#### EXERCISE DESCRIPTION
Find the line containing "What text is on this page?". Retype it and every line after it through the end of the entries, exactly as written, with nothing added.

-=-=-

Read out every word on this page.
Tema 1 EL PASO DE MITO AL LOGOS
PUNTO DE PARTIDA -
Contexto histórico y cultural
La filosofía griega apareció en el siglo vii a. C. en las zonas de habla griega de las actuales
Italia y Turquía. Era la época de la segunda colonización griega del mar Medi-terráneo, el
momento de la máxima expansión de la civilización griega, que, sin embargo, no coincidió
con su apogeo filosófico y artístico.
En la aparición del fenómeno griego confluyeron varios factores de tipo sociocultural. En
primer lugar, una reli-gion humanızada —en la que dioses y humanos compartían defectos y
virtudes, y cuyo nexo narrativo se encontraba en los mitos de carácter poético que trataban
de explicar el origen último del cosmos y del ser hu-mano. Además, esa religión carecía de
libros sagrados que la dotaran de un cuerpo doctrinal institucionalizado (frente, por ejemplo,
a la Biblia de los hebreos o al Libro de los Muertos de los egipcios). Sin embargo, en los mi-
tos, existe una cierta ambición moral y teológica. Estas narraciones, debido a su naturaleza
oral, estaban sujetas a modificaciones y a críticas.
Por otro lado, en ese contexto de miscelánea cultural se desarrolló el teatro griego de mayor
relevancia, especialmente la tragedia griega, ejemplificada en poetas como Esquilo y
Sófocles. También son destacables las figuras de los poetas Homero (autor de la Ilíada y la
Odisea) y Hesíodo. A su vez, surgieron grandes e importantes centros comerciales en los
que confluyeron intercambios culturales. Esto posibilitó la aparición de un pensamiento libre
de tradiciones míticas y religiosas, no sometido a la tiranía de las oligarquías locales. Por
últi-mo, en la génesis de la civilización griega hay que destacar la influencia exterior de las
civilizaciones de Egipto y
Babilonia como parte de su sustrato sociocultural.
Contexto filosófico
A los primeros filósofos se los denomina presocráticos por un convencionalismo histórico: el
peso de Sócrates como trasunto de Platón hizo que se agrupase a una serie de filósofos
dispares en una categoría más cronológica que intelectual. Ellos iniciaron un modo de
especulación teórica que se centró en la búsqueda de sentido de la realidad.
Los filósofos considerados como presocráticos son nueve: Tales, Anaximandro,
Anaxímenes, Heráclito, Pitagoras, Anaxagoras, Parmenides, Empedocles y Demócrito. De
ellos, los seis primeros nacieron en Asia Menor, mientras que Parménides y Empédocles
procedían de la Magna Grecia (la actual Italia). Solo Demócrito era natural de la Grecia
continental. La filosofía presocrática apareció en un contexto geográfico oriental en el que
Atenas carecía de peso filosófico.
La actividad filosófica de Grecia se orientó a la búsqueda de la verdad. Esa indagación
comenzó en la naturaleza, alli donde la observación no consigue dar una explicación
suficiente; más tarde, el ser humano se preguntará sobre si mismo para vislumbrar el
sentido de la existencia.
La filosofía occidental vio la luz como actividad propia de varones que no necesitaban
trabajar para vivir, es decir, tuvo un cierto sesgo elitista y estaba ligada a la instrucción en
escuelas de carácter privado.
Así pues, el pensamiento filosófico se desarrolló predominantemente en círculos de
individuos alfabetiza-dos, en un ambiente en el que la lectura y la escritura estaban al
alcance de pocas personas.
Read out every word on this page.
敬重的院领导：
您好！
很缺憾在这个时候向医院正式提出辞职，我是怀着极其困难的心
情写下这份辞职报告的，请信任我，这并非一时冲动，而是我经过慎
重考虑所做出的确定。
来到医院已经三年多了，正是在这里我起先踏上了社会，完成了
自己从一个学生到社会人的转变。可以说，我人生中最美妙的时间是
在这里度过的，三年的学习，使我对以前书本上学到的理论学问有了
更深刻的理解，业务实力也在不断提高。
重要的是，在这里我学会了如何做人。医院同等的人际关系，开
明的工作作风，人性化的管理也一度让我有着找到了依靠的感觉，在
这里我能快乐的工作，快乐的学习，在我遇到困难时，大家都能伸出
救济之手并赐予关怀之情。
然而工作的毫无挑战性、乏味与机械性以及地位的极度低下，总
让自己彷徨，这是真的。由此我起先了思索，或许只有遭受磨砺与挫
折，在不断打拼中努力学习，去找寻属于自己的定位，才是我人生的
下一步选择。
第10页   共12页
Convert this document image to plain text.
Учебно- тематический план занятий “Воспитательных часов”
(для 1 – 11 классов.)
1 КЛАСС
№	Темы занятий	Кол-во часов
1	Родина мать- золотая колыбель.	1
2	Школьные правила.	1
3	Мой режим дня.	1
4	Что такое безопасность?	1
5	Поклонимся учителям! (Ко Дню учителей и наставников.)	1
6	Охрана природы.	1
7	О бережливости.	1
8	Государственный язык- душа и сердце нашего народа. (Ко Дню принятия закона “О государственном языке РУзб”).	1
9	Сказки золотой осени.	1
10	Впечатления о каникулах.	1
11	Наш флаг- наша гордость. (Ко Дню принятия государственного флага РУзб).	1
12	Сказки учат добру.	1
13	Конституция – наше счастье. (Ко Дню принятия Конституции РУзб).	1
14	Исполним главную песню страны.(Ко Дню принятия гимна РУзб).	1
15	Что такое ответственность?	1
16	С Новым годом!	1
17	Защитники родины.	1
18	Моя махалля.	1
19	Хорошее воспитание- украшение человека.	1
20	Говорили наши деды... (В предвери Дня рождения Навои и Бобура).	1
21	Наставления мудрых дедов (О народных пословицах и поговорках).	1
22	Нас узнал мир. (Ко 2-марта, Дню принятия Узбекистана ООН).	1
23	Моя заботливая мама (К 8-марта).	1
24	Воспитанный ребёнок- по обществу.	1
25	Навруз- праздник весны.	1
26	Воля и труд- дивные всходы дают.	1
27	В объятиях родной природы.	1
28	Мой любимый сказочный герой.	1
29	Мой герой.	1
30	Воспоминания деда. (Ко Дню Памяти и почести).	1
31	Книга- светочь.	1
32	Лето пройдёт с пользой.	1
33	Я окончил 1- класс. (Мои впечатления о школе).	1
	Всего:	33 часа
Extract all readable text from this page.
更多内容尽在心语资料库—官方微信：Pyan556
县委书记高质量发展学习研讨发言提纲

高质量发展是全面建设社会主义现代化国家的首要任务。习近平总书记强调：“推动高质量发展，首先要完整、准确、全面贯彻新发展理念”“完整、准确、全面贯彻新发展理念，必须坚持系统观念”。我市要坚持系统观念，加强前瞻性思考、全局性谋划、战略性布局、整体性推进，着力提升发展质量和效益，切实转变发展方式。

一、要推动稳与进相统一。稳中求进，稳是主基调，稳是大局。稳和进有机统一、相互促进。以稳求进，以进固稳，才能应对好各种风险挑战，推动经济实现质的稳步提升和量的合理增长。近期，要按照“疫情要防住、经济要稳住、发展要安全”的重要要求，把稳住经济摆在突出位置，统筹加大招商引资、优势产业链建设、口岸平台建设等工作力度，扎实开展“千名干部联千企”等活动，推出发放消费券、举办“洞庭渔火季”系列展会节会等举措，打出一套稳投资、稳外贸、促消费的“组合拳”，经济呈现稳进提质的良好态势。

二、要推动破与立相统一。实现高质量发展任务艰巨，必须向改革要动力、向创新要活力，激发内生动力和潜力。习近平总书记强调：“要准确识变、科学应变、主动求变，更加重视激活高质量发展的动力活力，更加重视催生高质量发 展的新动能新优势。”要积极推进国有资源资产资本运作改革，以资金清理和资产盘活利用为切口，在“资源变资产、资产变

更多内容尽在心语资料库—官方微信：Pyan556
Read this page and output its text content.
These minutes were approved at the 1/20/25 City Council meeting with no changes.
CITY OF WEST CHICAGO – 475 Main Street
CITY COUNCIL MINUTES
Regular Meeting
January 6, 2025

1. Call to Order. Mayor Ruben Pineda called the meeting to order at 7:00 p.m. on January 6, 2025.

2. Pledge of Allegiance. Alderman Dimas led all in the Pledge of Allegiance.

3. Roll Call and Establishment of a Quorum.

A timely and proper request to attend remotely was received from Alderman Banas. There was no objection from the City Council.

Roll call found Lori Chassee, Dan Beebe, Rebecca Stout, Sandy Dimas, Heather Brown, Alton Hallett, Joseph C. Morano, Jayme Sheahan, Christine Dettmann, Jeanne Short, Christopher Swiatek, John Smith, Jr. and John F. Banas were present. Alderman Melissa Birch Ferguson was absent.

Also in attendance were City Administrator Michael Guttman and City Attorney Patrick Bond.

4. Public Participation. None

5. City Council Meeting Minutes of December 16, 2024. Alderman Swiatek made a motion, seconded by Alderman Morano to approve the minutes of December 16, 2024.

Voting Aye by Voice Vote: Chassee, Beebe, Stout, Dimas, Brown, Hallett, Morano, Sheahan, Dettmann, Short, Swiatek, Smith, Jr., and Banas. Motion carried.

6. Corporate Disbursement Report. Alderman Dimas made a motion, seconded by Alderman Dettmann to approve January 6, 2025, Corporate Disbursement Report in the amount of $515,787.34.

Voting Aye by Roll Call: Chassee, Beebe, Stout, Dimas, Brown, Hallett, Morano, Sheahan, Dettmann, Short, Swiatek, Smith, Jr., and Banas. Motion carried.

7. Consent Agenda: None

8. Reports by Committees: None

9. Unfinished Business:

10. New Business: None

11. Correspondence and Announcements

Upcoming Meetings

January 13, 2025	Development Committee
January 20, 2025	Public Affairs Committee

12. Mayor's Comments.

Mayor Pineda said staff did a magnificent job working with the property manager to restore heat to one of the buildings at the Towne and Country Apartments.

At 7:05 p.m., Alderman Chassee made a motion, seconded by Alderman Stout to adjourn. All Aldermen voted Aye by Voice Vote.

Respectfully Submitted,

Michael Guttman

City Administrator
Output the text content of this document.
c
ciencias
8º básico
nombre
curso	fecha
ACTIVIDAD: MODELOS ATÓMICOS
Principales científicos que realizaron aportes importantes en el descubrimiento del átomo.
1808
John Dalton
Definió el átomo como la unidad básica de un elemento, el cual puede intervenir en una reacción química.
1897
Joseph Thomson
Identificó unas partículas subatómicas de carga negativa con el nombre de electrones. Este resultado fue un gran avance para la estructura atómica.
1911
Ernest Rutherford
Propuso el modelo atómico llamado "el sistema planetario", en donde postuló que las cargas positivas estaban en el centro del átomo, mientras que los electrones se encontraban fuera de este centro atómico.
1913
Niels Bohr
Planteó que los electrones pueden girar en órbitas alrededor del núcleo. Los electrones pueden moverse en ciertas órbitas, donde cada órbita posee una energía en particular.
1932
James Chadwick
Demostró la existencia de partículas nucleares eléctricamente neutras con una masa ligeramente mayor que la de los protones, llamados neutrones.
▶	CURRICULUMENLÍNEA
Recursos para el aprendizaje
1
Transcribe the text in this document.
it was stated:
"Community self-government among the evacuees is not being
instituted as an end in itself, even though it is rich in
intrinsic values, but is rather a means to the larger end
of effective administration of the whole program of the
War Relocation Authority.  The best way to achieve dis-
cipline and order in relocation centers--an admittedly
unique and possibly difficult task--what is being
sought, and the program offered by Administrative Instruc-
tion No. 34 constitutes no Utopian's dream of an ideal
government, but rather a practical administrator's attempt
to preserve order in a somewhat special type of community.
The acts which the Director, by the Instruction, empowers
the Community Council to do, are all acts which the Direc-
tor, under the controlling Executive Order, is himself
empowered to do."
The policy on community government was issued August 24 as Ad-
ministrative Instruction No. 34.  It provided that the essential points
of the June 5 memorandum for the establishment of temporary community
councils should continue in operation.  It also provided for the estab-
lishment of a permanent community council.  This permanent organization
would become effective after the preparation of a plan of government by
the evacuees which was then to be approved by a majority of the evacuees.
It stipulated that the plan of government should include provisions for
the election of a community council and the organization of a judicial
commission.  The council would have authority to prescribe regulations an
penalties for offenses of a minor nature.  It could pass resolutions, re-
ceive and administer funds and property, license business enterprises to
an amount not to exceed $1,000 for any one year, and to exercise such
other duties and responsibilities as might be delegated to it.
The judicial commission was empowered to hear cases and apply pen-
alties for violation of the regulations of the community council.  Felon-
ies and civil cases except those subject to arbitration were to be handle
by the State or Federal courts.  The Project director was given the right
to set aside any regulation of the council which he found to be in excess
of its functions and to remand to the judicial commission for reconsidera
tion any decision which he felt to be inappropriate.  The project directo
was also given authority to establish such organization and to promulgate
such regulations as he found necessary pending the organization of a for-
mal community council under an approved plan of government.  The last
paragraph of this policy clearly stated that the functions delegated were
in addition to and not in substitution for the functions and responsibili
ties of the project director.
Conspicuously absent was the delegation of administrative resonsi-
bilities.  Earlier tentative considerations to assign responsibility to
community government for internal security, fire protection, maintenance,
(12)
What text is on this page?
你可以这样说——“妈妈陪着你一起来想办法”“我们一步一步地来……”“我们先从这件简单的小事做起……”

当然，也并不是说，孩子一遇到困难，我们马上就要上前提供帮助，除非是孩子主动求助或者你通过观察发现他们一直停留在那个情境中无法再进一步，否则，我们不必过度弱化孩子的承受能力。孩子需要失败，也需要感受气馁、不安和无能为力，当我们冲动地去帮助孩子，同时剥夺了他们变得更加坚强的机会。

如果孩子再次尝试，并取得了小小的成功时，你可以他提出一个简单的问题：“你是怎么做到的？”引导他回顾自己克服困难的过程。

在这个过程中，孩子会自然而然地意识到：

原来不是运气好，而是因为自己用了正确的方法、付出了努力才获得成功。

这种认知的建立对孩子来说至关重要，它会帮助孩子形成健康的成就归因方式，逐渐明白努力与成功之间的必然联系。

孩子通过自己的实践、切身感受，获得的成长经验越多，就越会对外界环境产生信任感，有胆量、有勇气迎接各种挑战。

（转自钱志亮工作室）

-=-=-

#### FULL RESPONSE
What text is on this page?
你可以这样说——“妈妈陪着你一起来想办法”“我们一步一步地来……”“我们先从这件简单的小事做起……”

当然，也并不是说，孩子一遇到困难，我们马上就要上前提供帮助，除非是孩子主动求助或者你通过观察发现他们一直停留在那个情境中无法再进一步，否则，我们不必过度弱化孩子的承受能力。孩子需要失败，也需要感受气馁、不安和无能为力，当我们冲动地去帮助孩子，同时剥夺了他们变得更加坚强的机会。

如果孩子再次尝试，并取得了小小的成功时，你可以他提出一个简单的问题：“你是怎么做到的？”引导他回顾自己克服困难的过程。

在这个过程中，孩子会自然而然地意识到：

原来不是运气好，而是因为自己用了正确的方法、付出了努力才获得成功。

这种认知的建立对孩子来说至关重要，它会帮助孩子形成健康的成就归因方式，逐渐明白努力与成功之间的必然联系。

孩子通过自己的实践、切身感受，获得的成长经验越多，就越会对外界环境产生信任感，有胆量、有勇气迎接各种挑战。

（转自钱志亮工作室）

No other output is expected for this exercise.